Check every line below for the word "Package" and copy each one that has it.
++++ Data for this task ++++
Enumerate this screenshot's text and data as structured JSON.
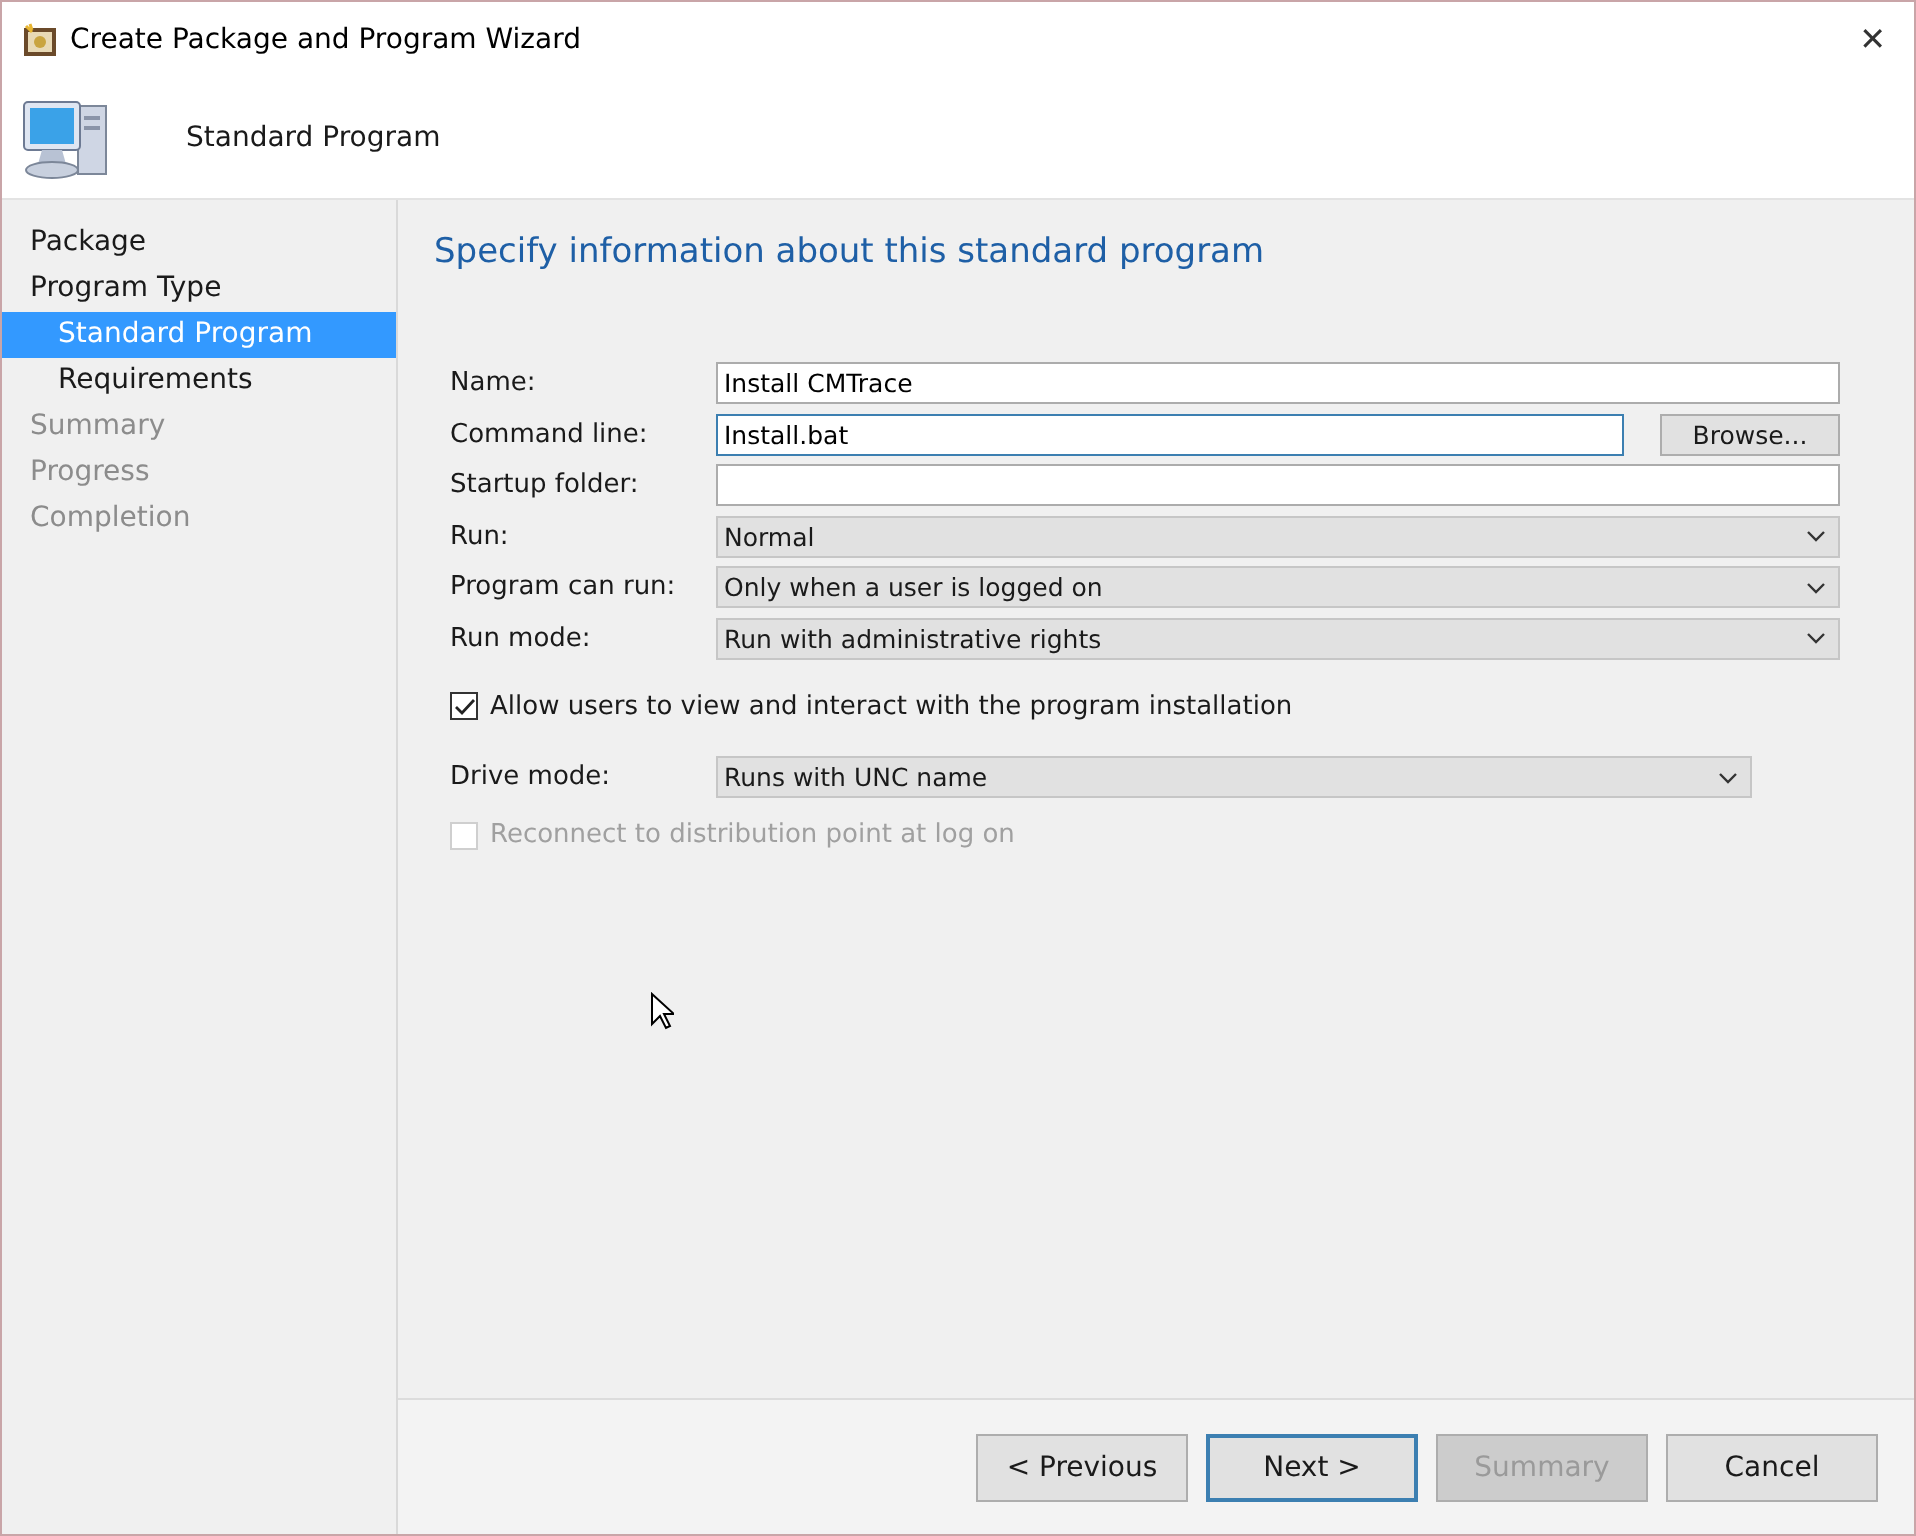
{
  "window": {
    "title": "Create Package and Program Wizard",
    "close": "✕"
  },
  "header": {
    "title": "Standard Program"
  },
  "sidebar": {
    "items": [
      {
        "label": "Package",
        "selected": false,
        "disabled": false
      },
      {
        "label": "Program Type",
        "selected": false,
        "disabled": false,
        "children": [
          {
            "label": "Standard Program",
            "selected": true,
            "disabled": false
          },
          {
            "label": "Requirements",
            "selected": false,
            "disabled": false
          }
        ]
      },
      {
        "label": "Summary",
        "selected": false,
        "disabled": true
      },
      {
        "label": "Progress",
        "selected": false,
        "disabled": true
      },
      {
        "label": "Completion",
        "selected": false,
        "disabled": true
      }
    ]
  },
  "page": {
    "heading": "Specify information about this standard program",
    "fields": [
      {
        "kind": "text",
        "label": "Name:",
        "value": "Install CMTrace",
        "focused": false
      },
      {
        "kind": "text",
        "label": "Command line:",
        "value": "Install.bat",
        "focused": true,
        "button": "Browse..."
      },
      {
        "kind": "text",
        "label": "Startup folder:",
        "focused": false
      },
      {
        "kind": "combo",
        "label": "Run:",
        "value": "Normal"
      },
      {
        "kind": "combo",
        "label": "Program can run:",
        "value": "Only when a user is logged on"
      },
      {
        "kind": "combo",
        "label": "Run mode:",
        "value": "Run with administrative rights"
      }
    ],
    "allow_interact": {
      "label": "Allow users to view and interact with the program installation",
      "checked": true,
      "disabled": false
    },
    "drive_mode": {
      "label": "Drive mode:",
      "value": "Runs with UNC name"
    },
    "reconnect": {
      "label": "Reconnect to distribution point at log on",
      "checked": false,
      "disabled": true
    }
  },
  "buttons": [
    {
      "label": "< Previous",
      "default": false,
      "disabled": false
    },
    {
      "label": "Next >",
      "default": true,
      "disabled": false
    },
    {
      "label": "Summary",
      "default": false,
      "disabled": true
    },
    {
      "label": "Cancel",
      "default": false,
      "disabled": false
    }
  ]
}
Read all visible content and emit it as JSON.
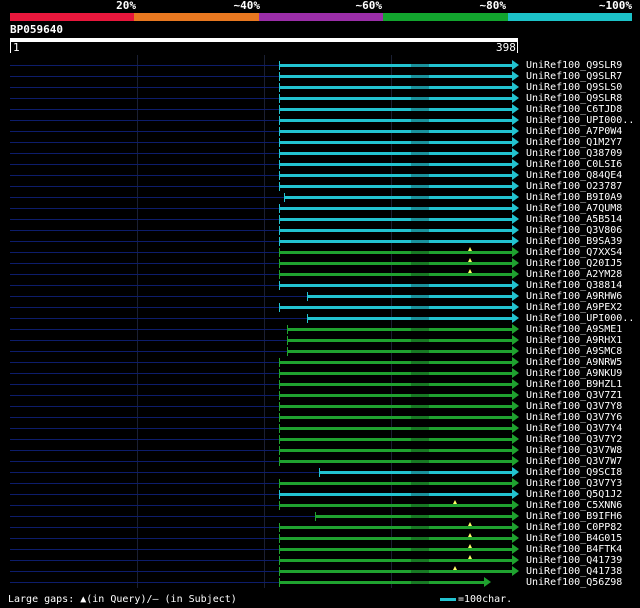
{
  "header": {
    "percent_labels": [
      "20%",
      "~40%",
      "~60%",
      "~80%",
      "~100%"
    ],
    "segment_colors": [
      "#e8173c",
      "#e87820",
      "#9b2ea8",
      "#12a52e",
      "#1cc2c8"
    ]
  },
  "query": {
    "id": "BP059640",
    "start": "1",
    "end": "398"
  },
  "colors": {
    "cyan": "#22c3d0",
    "green": "#1fa22f",
    "base": "#0d1d6b",
    "gap": "#ffff66"
  },
  "hits": [
    {
      "label": "UniRef100_Q9SLR9",
      "color": "cyan",
      "start": 0.53
    },
    {
      "label": "UniRef100_Q9SLR7",
      "color": "cyan",
      "start": 0.53
    },
    {
      "label": "UniRef100_Q9SLS0",
      "color": "cyan",
      "start": 0.53
    },
    {
      "label": "UniRef100_Q9SLR8",
      "color": "cyan",
      "start": 0.53
    },
    {
      "label": "UniRef100_C6TJD8",
      "color": "cyan",
      "start": 0.53
    },
    {
      "label": "UniRef100_UPI000..",
      "color": "cyan",
      "start": 0.53
    },
    {
      "label": "UniRef100_A7P0W4",
      "color": "cyan",
      "start": 0.53
    },
    {
      "label": "UniRef100_Q1M2Y7",
      "color": "cyan",
      "start": 0.53
    },
    {
      "label": "UniRef100_Q38709",
      "color": "cyan",
      "start": 0.53
    },
    {
      "label": "UniRef100_C0LSI6",
      "color": "cyan",
      "start": 0.53
    },
    {
      "label": "UniRef100_Q84QE4",
      "color": "cyan",
      "start": 0.53
    },
    {
      "label": "UniRef100_O23787",
      "color": "cyan",
      "start": 0.53
    },
    {
      "label": "UniRef100_B9I0A9",
      "color": "cyan",
      "start": 0.54
    },
    {
      "label": "UniRef100_A7QUM8",
      "color": "cyan",
      "start": 0.53
    },
    {
      "label": "UniRef100_A5B514",
      "color": "cyan",
      "start": 0.53
    },
    {
      "label": "UniRef100_Q3V806",
      "color": "cyan",
      "start": 0.53
    },
    {
      "label": "UniRef100_B9SA39",
      "color": "cyan",
      "start": 0.53
    },
    {
      "label": "UniRef100_Q7XXS4",
      "color": "green",
      "start": 0.53,
      "gap": 0.905
    },
    {
      "label": "UniRef100_Q20IJ5",
      "color": "green",
      "start": 0.53,
      "gap": 0.905
    },
    {
      "label": "UniRef100_A2YM28",
      "color": "green",
      "start": 0.53,
      "gap": 0.905
    },
    {
      "label": "UniRef100_Q38814",
      "color": "cyan",
      "start": 0.53
    },
    {
      "label": "UniRef100_A9RHW6",
      "color": "cyan",
      "start": 0.585
    },
    {
      "label": "UniRef100_A9PEX2",
      "color": "cyan",
      "start": 0.53
    },
    {
      "label": "UniRef100_UPI000..",
      "color": "cyan",
      "start": 0.585
    },
    {
      "label": "UniRef100_A9SME1",
      "color": "green",
      "start": 0.545
    },
    {
      "label": "UniRef100_A9RHX1",
      "color": "green",
      "start": 0.545
    },
    {
      "label": "UniRef100_A9SMC8",
      "color": "green",
      "start": 0.545
    },
    {
      "label": "UniRef100_A9NRW5",
      "color": "green",
      "start": 0.53
    },
    {
      "label": "UniRef100_A9NKU9",
      "color": "green",
      "start": 0.53
    },
    {
      "label": "UniRef100_B9HZL1",
      "color": "green",
      "start": 0.53
    },
    {
      "label": "UniRef100_Q3V7Z1",
      "color": "green",
      "start": 0.53
    },
    {
      "label": "UniRef100_Q3V7Y8",
      "color": "green",
      "start": 0.53
    },
    {
      "label": "UniRef100_Q3V7Y6",
      "color": "green",
      "start": 0.53
    },
    {
      "label": "UniRef100_Q3V7Y4",
      "color": "green",
      "start": 0.53
    },
    {
      "label": "UniRef100_Q3V7Y2",
      "color": "green",
      "start": 0.53
    },
    {
      "label": "UniRef100_Q3V7W8",
      "color": "green",
      "start": 0.53
    },
    {
      "label": "UniRef100_Q3V7W7",
      "color": "green",
      "start": 0.53
    },
    {
      "label": "UniRef100_Q9SCI8",
      "color": "cyan",
      "start": 0.608
    },
    {
      "label": "UniRef100_Q3V7Y3",
      "color": "green",
      "start": 0.53
    },
    {
      "label": "UniRef100_Q5Q1J2",
      "color": "cyan",
      "start": 0.53
    },
    {
      "label": "UniRef100_C5XNN6",
      "color": "green",
      "start": 0.53,
      "gap": 0.875
    },
    {
      "label": "UniRef100_B9IFH6",
      "color": "green",
      "start": 0.6
    },
    {
      "label": "UniRef100_C0PP82",
      "color": "green",
      "start": 0.53,
      "gap": 0.905
    },
    {
      "label": "UniRef100_B4G015",
      "color": "green",
      "start": 0.53,
      "gap": 0.905
    },
    {
      "label": "UniRef100_B4FTK4",
      "color": "green",
      "start": 0.53,
      "gap": 0.905
    },
    {
      "label": "UniRef100_Q41739",
      "color": "green",
      "start": 0.53,
      "gap": 0.905
    },
    {
      "label": "UniRef100_Q41738",
      "color": "green",
      "start": 0.53,
      "gap": 0.875
    },
    {
      "label": "UniRef100_Q56Z98",
      "color": "green",
      "start": 0.53,
      "end": 0.945
    }
  ],
  "legend": {
    "gaps_text": "Large gaps: ▲(in Query)/— (in Subject)",
    "scale_text": "=100char."
  }
}
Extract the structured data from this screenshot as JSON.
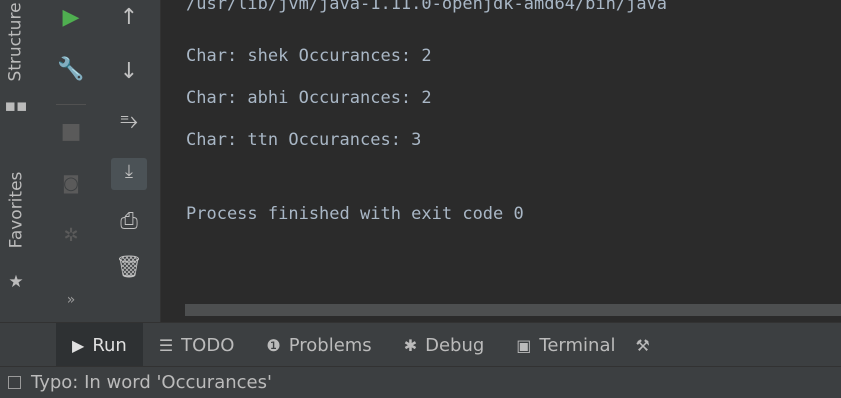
{
  "side_tabs": {
    "structure_label": "Structure",
    "favorites_label": "Favorites"
  },
  "console": {
    "lines": [
      "/usr/lib/jvm/java-1.11.0-openjdk-amd64/bin/java",
      "Char: shek Occurances: 2",
      "Char: abhi Occurances: 2",
      "Char: ttn Occurances: 3",
      "",
      "Process finished with exit code 0"
    ]
  },
  "bottom_tabs": [
    {
      "label": "Run",
      "icon": "play-icon",
      "active": true
    },
    {
      "label": "TODO",
      "icon": "list-icon",
      "active": false
    },
    {
      "label": "Problems",
      "icon": "info-circle-icon",
      "active": false
    },
    {
      "label": "Debug",
      "icon": "bug-icon",
      "active": false
    },
    {
      "label": "Terminal",
      "icon": "terminal-icon",
      "active": false
    }
  ],
  "status_bar": {
    "message": "Typo: In word 'Occurances'"
  },
  "colors": {
    "accent_green": "#4faf50",
    "panel_bg": "#3c3f41",
    "editor_bg": "#2b2b2b"
  }
}
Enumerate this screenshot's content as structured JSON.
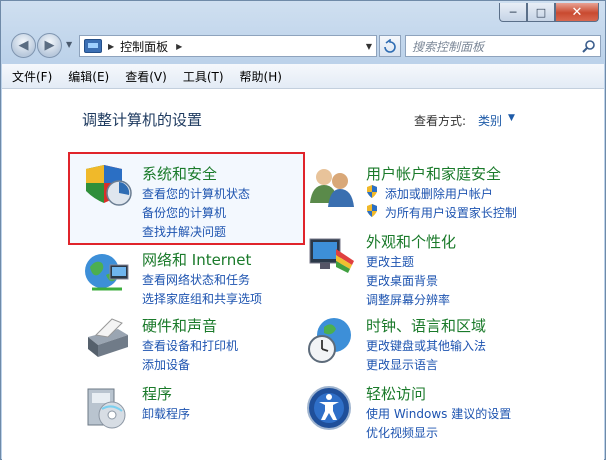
{
  "window": {
    "minimize": "─",
    "maximize": "□",
    "close": "✕"
  },
  "nav": {
    "back": "◀",
    "forward": "▶",
    "address_text": "控制面板",
    "search_placeholder": "搜索控制面板"
  },
  "menu": {
    "items": [
      "文件(F)",
      "编辑(E)",
      "查看(V)",
      "工具(T)",
      "帮助(H)"
    ]
  },
  "main": {
    "title": "调整计算机的设置",
    "view_by_label": "查看方式:",
    "view_by_value": "类别",
    "categories": [
      {
        "title": "系统和安全",
        "links": [
          "查看您的计算机状态",
          "备份您的计算机",
          "查找并解决问题"
        ]
      },
      {
        "title": "网络和 Internet",
        "links": [
          "查看网络状态和任务",
          "选择家庭组和共享选项"
        ]
      },
      {
        "title": "硬件和声音",
        "links": [
          "查看设备和打印机",
          "添加设备"
        ]
      },
      {
        "title": "程序",
        "links": [
          "卸载程序"
        ]
      },
      {
        "title": "用户帐户和家庭安全",
        "links": [
          "添加或删除用户帐户",
          "为所有用户设置家长控制"
        ]
      },
      {
        "title": "外观和个性化",
        "links": [
          "更改主题",
          "更改桌面背景",
          "调整屏幕分辨率"
        ]
      },
      {
        "title": "时钟、语言和区域",
        "links": [
          "更改键盘或其他输入法",
          "更改显示语言"
        ]
      },
      {
        "title": "轻松访问",
        "links": [
          "使用 Windows 建议的设置",
          "优化视频显示"
        ]
      }
    ]
  },
  "colors": {
    "category_title": "#1a7a2a",
    "link": "#1e54b0",
    "highlight_border": "#e0242b"
  }
}
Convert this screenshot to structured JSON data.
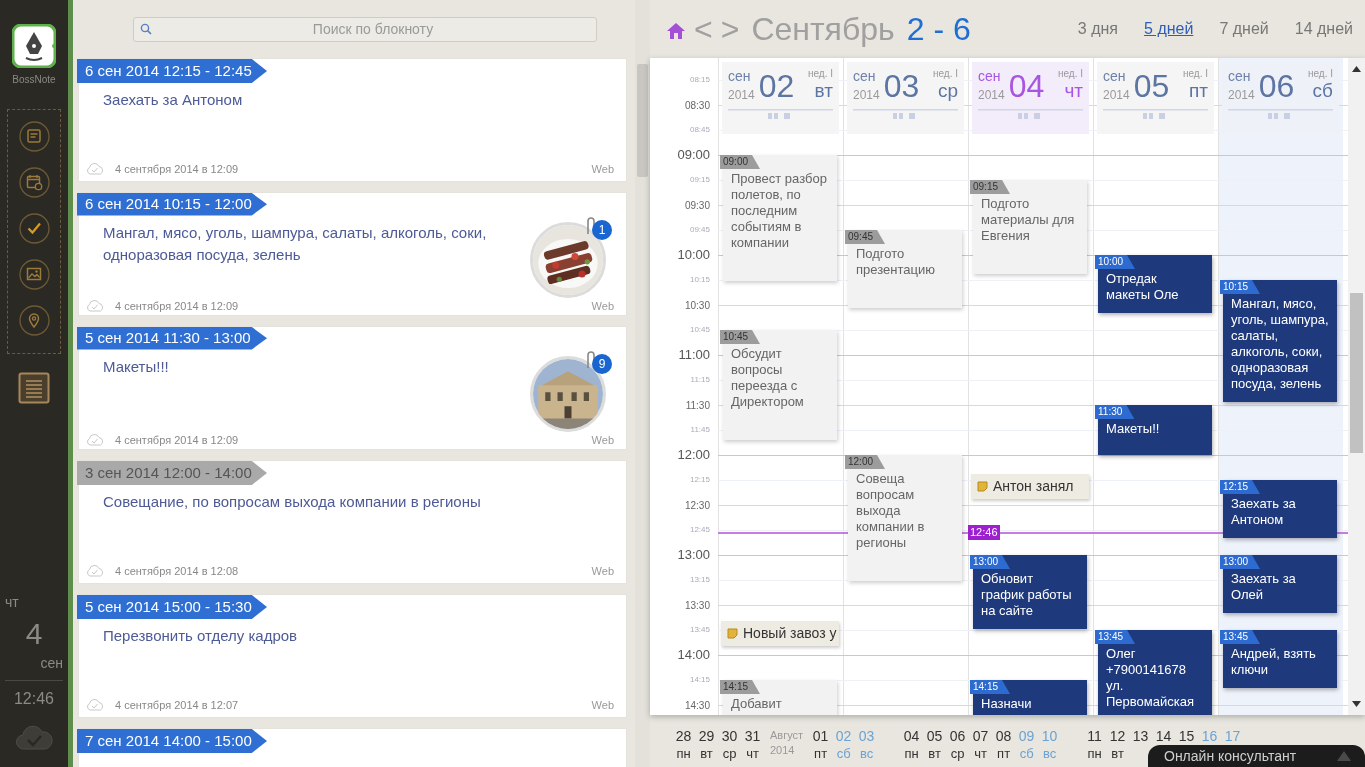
++++
Exercise answer
    "title": "Create Package and Program Wizard",
        "label": "Package",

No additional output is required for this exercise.